▽

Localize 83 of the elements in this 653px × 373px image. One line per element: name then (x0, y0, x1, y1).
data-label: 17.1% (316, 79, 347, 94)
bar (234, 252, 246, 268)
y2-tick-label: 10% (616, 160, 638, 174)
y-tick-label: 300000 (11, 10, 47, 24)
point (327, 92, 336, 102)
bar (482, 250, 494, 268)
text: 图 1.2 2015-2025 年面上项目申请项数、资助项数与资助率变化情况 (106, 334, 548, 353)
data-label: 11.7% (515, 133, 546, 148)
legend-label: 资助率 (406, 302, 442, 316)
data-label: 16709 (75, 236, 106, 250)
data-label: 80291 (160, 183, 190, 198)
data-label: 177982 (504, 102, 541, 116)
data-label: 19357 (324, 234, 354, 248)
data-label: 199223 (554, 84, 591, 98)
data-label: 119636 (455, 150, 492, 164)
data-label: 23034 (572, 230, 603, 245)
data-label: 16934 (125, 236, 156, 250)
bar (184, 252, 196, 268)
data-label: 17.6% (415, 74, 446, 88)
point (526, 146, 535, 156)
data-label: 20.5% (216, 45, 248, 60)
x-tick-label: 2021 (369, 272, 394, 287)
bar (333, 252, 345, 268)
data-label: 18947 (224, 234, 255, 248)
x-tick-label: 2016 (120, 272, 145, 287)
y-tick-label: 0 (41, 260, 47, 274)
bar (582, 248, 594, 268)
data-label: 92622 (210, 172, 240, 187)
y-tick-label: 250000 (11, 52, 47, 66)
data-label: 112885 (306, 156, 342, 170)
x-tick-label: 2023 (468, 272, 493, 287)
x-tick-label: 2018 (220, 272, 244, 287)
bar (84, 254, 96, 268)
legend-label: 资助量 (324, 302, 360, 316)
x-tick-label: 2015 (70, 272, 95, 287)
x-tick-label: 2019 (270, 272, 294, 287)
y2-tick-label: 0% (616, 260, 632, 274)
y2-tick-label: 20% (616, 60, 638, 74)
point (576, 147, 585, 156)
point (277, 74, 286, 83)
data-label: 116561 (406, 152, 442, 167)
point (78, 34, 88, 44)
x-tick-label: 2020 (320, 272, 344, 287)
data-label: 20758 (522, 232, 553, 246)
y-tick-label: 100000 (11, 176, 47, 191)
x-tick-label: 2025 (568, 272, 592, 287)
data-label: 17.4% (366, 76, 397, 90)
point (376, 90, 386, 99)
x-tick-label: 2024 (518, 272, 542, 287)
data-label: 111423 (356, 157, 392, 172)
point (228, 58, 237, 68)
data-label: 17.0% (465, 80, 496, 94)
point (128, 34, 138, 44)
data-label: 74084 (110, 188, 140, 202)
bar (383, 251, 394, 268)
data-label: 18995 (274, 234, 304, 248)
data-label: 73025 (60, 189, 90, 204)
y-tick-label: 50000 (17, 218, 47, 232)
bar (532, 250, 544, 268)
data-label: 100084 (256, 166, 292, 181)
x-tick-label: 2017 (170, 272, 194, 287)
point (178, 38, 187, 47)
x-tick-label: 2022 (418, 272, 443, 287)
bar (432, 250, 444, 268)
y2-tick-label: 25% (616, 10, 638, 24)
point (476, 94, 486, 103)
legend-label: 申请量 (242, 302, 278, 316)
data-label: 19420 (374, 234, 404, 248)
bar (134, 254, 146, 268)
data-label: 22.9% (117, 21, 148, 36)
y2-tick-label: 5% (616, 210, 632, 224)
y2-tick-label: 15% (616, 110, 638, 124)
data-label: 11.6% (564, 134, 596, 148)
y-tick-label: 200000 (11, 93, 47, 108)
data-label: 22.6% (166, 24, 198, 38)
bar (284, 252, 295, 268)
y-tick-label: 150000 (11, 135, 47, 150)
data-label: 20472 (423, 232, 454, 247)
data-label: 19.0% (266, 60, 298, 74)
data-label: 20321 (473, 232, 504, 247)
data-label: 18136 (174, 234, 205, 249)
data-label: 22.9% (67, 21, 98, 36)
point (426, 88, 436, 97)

△

Directions
Print every line of the material above verbatim, from the first line to the last.

Result below
Localize 83 of the elements in this 653px × 373px image. One line per element: name then (x0, y0, x1, y1).
data-label: 17.1% (316, 79, 347, 94)
bar (234, 252, 246, 268)
y2-tick-label: 10% (616, 160, 638, 174)
y-tick-label: 300000 (11, 10, 47, 24)
point (327, 92, 336, 102)
bar (482, 250, 494, 268)
text: 图 1.2 2015-2025 年面上项目申请项数、资助项数与资助率变化情况 (106, 334, 548, 353)
data-label: 11.7% (515, 133, 546, 148)
legend-label: 资助率 (406, 302, 442, 316)
data-label: 16709 (75, 236, 106, 250)
data-label: 80291 (160, 183, 190, 198)
data-label: 177982 (504, 102, 541, 116)
data-label: 19357 (324, 234, 354, 248)
data-label: 199223 (554, 84, 591, 98)
data-label: 119636 (455, 150, 492, 164)
data-label: 23034 (572, 230, 603, 245)
data-label: 16934 (125, 236, 156, 250)
bar (184, 252, 196, 268)
data-label: 17.6% (415, 74, 446, 88)
point (526, 146, 535, 156)
data-label: 20.5% (216, 45, 248, 60)
x-tick-label: 2021 (369, 272, 394, 287)
bar (333, 252, 345, 268)
data-label: 18947 (224, 234, 255, 248)
x-tick-label: 2016 (120, 272, 145, 287)
y-tick-label: 0 (41, 260, 47, 274)
bar (582, 248, 594, 268)
data-label: 92622 (210, 172, 240, 187)
y-tick-label: 250000 (11, 52, 47, 66)
data-label: 112885 (306, 156, 342, 170)
x-tick-label: 2023 (468, 272, 493, 287)
x-tick-label: 2018 (220, 272, 244, 287)
bar (84, 254, 96, 268)
legend-label: 资助量 (324, 302, 360, 316)
x-tick-label: 2015 (70, 272, 95, 287)
x-tick-label: 2019 (270, 272, 294, 287)
y2-tick-label: 0% (616, 260, 632, 274)
y2-tick-label: 20% (616, 60, 638, 74)
point (576, 147, 585, 156)
point (277, 74, 286, 83)
data-label: 116561 (406, 152, 442, 167)
point (78, 34, 88, 44)
x-tick-label: 2020 (320, 272, 344, 287)
data-label: 20758 (522, 232, 553, 246)
y-tick-label: 100000 (11, 176, 47, 191)
x-tick-label: 2025 (568, 272, 592, 287)
data-label: 17.4% (366, 76, 397, 90)
point (376, 90, 386, 99)
x-tick-label: 2024 (518, 272, 542, 287)
data-label: 111423 (356, 157, 392, 172)
point (228, 58, 237, 68)
data-label: 17.0% (465, 80, 496, 94)
point (128, 34, 138, 44)
data-label: 74084 (110, 188, 140, 202)
bar (383, 251, 394, 268)
data-label: 18995 (274, 234, 304, 248)
data-label: 73025 (60, 189, 90, 204)
y-tick-label: 50000 (17, 218, 47, 232)
bar (532, 250, 544, 268)
data-label: 100084 (256, 166, 292, 181)
x-tick-label: 2017 (170, 272, 194, 287)
point (178, 38, 187, 47)
x-tick-label: 2022 (418, 272, 443, 287)
bar (432, 250, 444, 268)
y2-tick-label: 25% (616, 10, 638, 24)
point (476, 94, 486, 103)
legend-label: 申请量 (242, 302, 278, 316)
data-label: 19420 (374, 234, 404, 248)
bar (134, 254, 146, 268)
data-label: 22.9% (117, 21, 148, 36)
y2-tick-label: 5% (616, 210, 632, 224)
y2-tick-label: 15% (616, 110, 638, 124)
data-label: 11.6% (564, 134, 596, 148)
y-tick-label: 200000 (11, 93, 47, 108)
data-label: 22.6% (166, 24, 198, 38)
bar (284, 252, 295, 268)
y-tick-label: 150000 (11, 135, 47, 150)
data-label: 20472 (423, 232, 454, 247)
data-label: 19.0% (266, 60, 298, 74)
data-label: 20321 (473, 232, 504, 247)
data-label: 18136 (174, 234, 205, 249)
data-label: 22.9% (67, 21, 98, 36)
point (426, 88, 436, 97)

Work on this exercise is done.